**What to produce**
Change every "trend-indicator" in the entries to "trend-arrow" and give them back with nothing else altered. Leave the pictures out of your answer.

[Lines of data]
Start
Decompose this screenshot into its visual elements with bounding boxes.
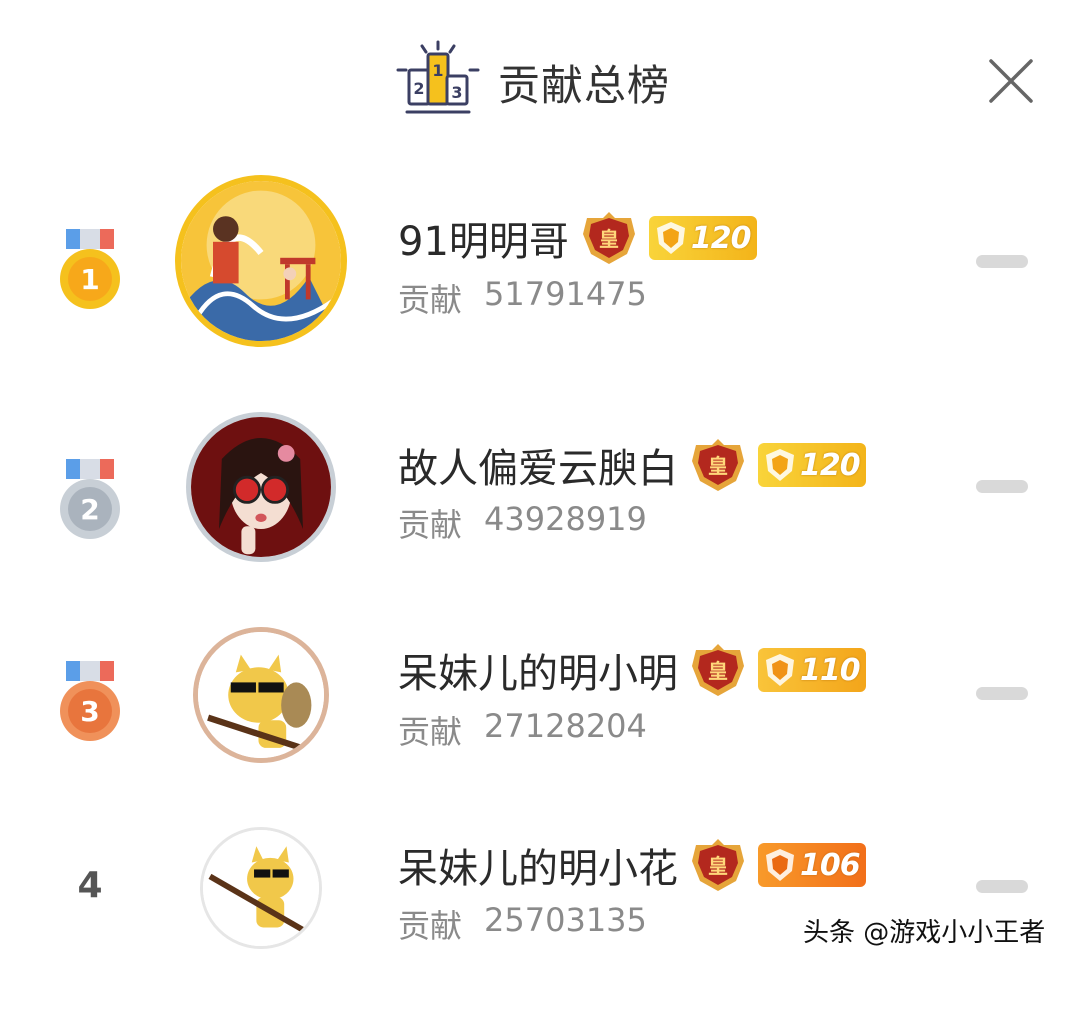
contribution-label: 贡献 bbox=[398, 281, 463, 319]
leaderboard-row-2[interactable]: 2 故人偏爱云腴白 皇 120 贡献 43928919 bbox=[0, 400, 1080, 600]
level-number: 120 bbox=[800, 447, 861, 483]
level-shield-icon bbox=[766, 449, 794, 481]
silver-medal-icon: 2 bbox=[60, 459, 120, 539]
user-info-line: 呆妹儿的明小明 皇 110 bbox=[398, 640, 866, 700]
contribution-value: 25703135 bbox=[484, 901, 647, 939]
avatar[interactable] bbox=[186, 412, 336, 562]
podium-label-1: 1 bbox=[432, 61, 443, 80]
level-badge: 120 bbox=[758, 443, 866, 487]
crown-text: 皇 bbox=[599, 227, 619, 251]
crown-text: 皇 bbox=[708, 854, 728, 878]
avatar[interactable] bbox=[200, 827, 322, 949]
watermark: 头条 @游戏小小王者 bbox=[803, 918, 1046, 948]
close-icon[interactable] bbox=[985, 55, 1037, 107]
leaderboard-header: 2 1 3 贡献总榜 bbox=[0, 0, 1080, 160]
level-shield-icon bbox=[766, 849, 794, 881]
medal-rank-text: 1 bbox=[80, 263, 99, 296]
page-title: 贡献总榜 bbox=[498, 61, 671, 110]
contribution-line: 贡献 43928919 bbox=[398, 500, 647, 546]
level-number: 106 bbox=[800, 847, 861, 883]
crown-badge-icon: 皇 bbox=[692, 439, 744, 491]
contribution-value: 43928919 bbox=[484, 500, 647, 538]
trend-indicator bbox=[976, 255, 1028, 268]
avatar-image bbox=[181, 181, 341, 341]
trend-indicator bbox=[976, 880, 1028, 893]
contribution-value: 51791475 bbox=[484, 275, 647, 313]
level-shield-icon bbox=[766, 654, 794, 686]
user-info-line: 91明明哥 皇 120 bbox=[398, 208, 757, 268]
contribution-label: 贡献 bbox=[398, 506, 463, 544]
level-number: 110 bbox=[800, 652, 861, 688]
level-badge: 106 bbox=[758, 843, 866, 887]
avatar[interactable] bbox=[175, 175, 347, 347]
avatar-image bbox=[203, 830, 319, 946]
medal-rank-text: 3 bbox=[80, 695, 99, 728]
contribution-label: 贡献 bbox=[398, 713, 463, 751]
crown-text: 皇 bbox=[708, 659, 728, 683]
trend-indicator bbox=[976, 687, 1028, 700]
user-name[interactable]: 91明明哥 bbox=[398, 209, 569, 267]
bronze-medal-icon: 3 bbox=[60, 661, 120, 741]
podium-icon: 2 1 3 bbox=[396, 40, 480, 114]
user-name[interactable]: 故人偏爱云腴白 bbox=[398, 436, 678, 494]
leaderboard-row-1[interactable]: 1 91明明哥 皇 120 贡献 51791475 bbox=[0, 160, 1080, 360]
avatar-image bbox=[198, 632, 324, 758]
crown-badge-icon: 皇 bbox=[692, 644, 744, 696]
user-info-line: 故人偏爱云腴白 皇 120 bbox=[398, 435, 866, 495]
podium-label-3: 3 bbox=[451, 83, 462, 102]
contribution-label: 贡献 bbox=[398, 907, 463, 945]
user-name[interactable]: 呆妹儿的明小花 bbox=[398, 836, 678, 894]
user-name[interactable]: 呆妹儿的明小明 bbox=[398, 641, 678, 699]
contribution-value: 27128204 bbox=[484, 707, 647, 745]
avatar[interactable] bbox=[193, 627, 329, 763]
user-info-line: 呆妹儿的明小花 皇 106 bbox=[398, 835, 866, 895]
crown-text: 皇 bbox=[708, 454, 728, 478]
level-badge: 110 bbox=[758, 648, 866, 692]
gold-medal-icon: 1 bbox=[60, 229, 120, 309]
avatar-image bbox=[191, 417, 331, 557]
level-shield-icon bbox=[656, 222, 685, 254]
trend-indicator bbox=[976, 480, 1028, 493]
contribution-line: 贡献 51791475 bbox=[398, 275, 647, 321]
level-number: 120 bbox=[690, 220, 752, 256]
leaderboard-row-3[interactable]: 3 呆妹儿的明小明 皇 110 贡献 27128204 bbox=[0, 615, 1080, 815]
medal-rank-text: 2 bbox=[80, 493, 99, 526]
podium-label-2: 2 bbox=[413, 79, 424, 98]
crown-badge-icon: 皇 bbox=[692, 839, 744, 891]
rank-number: 4 bbox=[77, 865, 103, 906]
crown-badge-icon: 皇 bbox=[582, 212, 635, 264]
contribution-line: 贡献 27128204 bbox=[398, 707, 647, 753]
contribution-line: 贡献 25703135 bbox=[398, 901, 647, 947]
level-badge: 120 bbox=[648, 216, 757, 260]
End
**Full answer**
Decompose this screenshot into its visual elements with bounding boxes.
contribution-label: 贡献 bbox=[398, 281, 463, 319]
leaderboard-row-2[interactable]: 2 故人偏爱云腴白 皇 120 贡献 43928919 bbox=[0, 400, 1080, 600]
level-number: 120 bbox=[800, 447, 861, 483]
level-shield-icon bbox=[766, 449, 794, 481]
silver-medal-icon: 2 bbox=[60, 459, 120, 539]
user-info-line: 呆妹儿的明小明 皇 110 bbox=[398, 640, 866, 700]
contribution-value: 25703135 bbox=[484, 901, 647, 939]
avatar[interactable] bbox=[186, 412, 336, 562]
podium-label-1: 1 bbox=[432, 61, 443, 80]
level-badge: 120 bbox=[758, 443, 866, 487]
crown-text: 皇 bbox=[599, 227, 619, 251]
crown-text: 皇 bbox=[708, 854, 728, 878]
avatar[interactable] bbox=[200, 827, 322, 949]
watermark: 头条 @游戏小小王者 bbox=[803, 918, 1046, 948]
close-icon[interactable] bbox=[985, 55, 1037, 107]
leaderboard-header: 2 1 3 贡献总榜 bbox=[0, 0, 1080, 160]
level-shield-icon bbox=[766, 849, 794, 881]
medal-rank-text: 1 bbox=[80, 263, 99, 296]
page-title: 贡献总榜 bbox=[498, 61, 671, 110]
contribution-line: 贡献 43928919 bbox=[398, 500, 647, 546]
level-number: 106 bbox=[800, 847, 861, 883]
crown-badge-icon: 皇 bbox=[692, 439, 744, 491]
contribution-value: 43928919 bbox=[484, 500, 647, 538]
trend-arrow bbox=[976, 255, 1028, 268]
avatar-image bbox=[181, 181, 341, 341]
trend-arrow bbox=[976, 880, 1028, 893]
contribution-value: 51791475 bbox=[484, 275, 647, 313]
level-shield-icon bbox=[766, 654, 794, 686]
user-info-line: 91明明哥 皇 120 bbox=[398, 208, 757, 268]
contribution-label: 贡献 bbox=[398, 506, 463, 544]
level-number: 110 bbox=[800, 652, 861, 688]
level-badge: 106 bbox=[758, 843, 866, 887]
avatar[interactable] bbox=[175, 175, 347, 347]
avatar-image bbox=[203, 830, 319, 946]
medal-rank-text: 3 bbox=[80, 695, 99, 728]
contribution-label: 贡献 bbox=[398, 713, 463, 751]
crown-text: 皇 bbox=[708, 659, 728, 683]
trend-arrow bbox=[976, 687, 1028, 700]
user-name[interactable]: 91明明哥 bbox=[398, 209, 569, 267]
bronze-medal-icon: 3 bbox=[60, 661, 120, 741]
podium-icon: 2 1 3 bbox=[396, 40, 480, 114]
user-name[interactable]: 故人偏爱云腴白 bbox=[398, 436, 678, 494]
leaderboard-row-1[interactable]: 1 91明明哥 皇 120 贡献 51791475 bbox=[0, 160, 1080, 360]
avatar-image bbox=[198, 632, 324, 758]
crown-badge-icon: 皇 bbox=[692, 644, 744, 696]
user-info-line: 故人偏爱云腴白 皇 120 bbox=[398, 435, 866, 495]
podium-label-3: 3 bbox=[451, 83, 462, 102]
contribution-label: 贡献 bbox=[398, 907, 463, 945]
user-name[interactable]: 呆妹儿的明小花 bbox=[398, 836, 678, 894]
user-name[interactable]: 呆妹儿的明小明 bbox=[398, 641, 678, 699]
contribution-value: 27128204 bbox=[484, 707, 647, 745]
avatar[interactable] bbox=[193, 627, 329, 763]
user-info-line: 呆妹儿的明小花 皇 106 bbox=[398, 835, 866, 895]
crown-text: 皇 bbox=[708, 454, 728, 478]
level-badge: 110 bbox=[758, 648, 866, 692]
gold-medal-icon: 1 bbox=[60, 229, 120, 309]
avatar-image bbox=[191, 417, 331, 557]
level-shield-icon bbox=[656, 222, 685, 254]
trend-arrow bbox=[976, 480, 1028, 493]
contribution-line: 贡献 51791475 bbox=[398, 275, 647, 321]
level-number: 120 bbox=[690, 220, 752, 256]
leaderboard-row-3[interactable]: 3 呆妹儿的明小明 皇 110 贡献 27128204 bbox=[0, 615, 1080, 815]
medal-rank-text: 2 bbox=[80, 493, 99, 526]
podium-label-2: 2 bbox=[413, 79, 424, 98]
crown-badge-icon: 皇 bbox=[692, 839, 744, 891]
rank-number: 4 bbox=[77, 865, 103, 906]
crown-badge-icon: 皇 bbox=[582, 212, 635, 264]
contribution-line: 贡献 27128204 bbox=[398, 707, 647, 753]
contribution-line: 贡献 25703135 bbox=[398, 901, 647, 947]
level-badge: 120 bbox=[648, 216, 757, 260]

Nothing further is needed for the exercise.